(Lines of data)
=======
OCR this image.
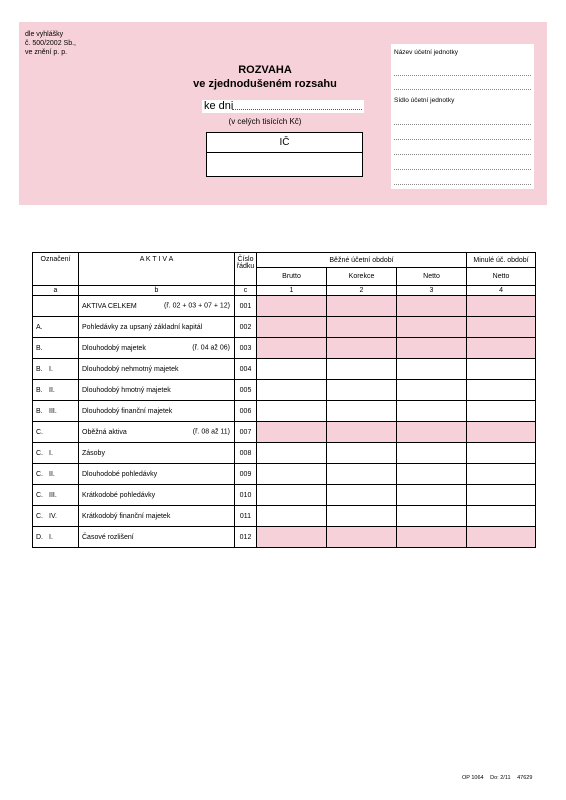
dle vyhlášky
č. 500/2002 Sb.,
ve znění p. p.
ROZVAHA
ve zjednodušeném rozsahu
ke dni
(v celých tisících Kč)
IČ
Název účetní jednotky
Sídlo účetní jednotky
Označení	A K T I V A	Číslo řádku	Běžné účetní období			Minulé úč. období
			Brutto	Korekce	Netto	Netto
a	b	c	1	2	3	4
	AKTIVA CELKEM (ř. 02 + 03 + 07 + 12)	001				
A.	Pohledávky za upsaný základní kapitál	002				
B.	Dlouhodobý majetek (ř. 04 až 06)	003				
B. I.	Dlouhodobý nehmotný majetek	004				
B. II.	Dlouhodobý hmotný majetek	005				
B. III.	Dlouhodobý finanční majetek	006				
C.	Oběžná aktiva (ř. 08 až 11)	007				
C. I.	Zásoby	008				
C. II.	Dlouhodobé pohledávky	009				
C. III.	Krátkodobé pohledávky	010				
C. IV.	Krátkodobý finanční majetek	011				
D. I.	Časové rozlišení	012				
OP 1064 Do: 2/11 47629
=======
*THE TASK*
Search the data for "účetní". Copy every line that has it.

*RESULT OF THE TASK*
Název účetní jednotky
Sídlo účetní jednotky
Označení	A K T I V A	Číslo řádku	Běžné účetní období			Minulé úč. období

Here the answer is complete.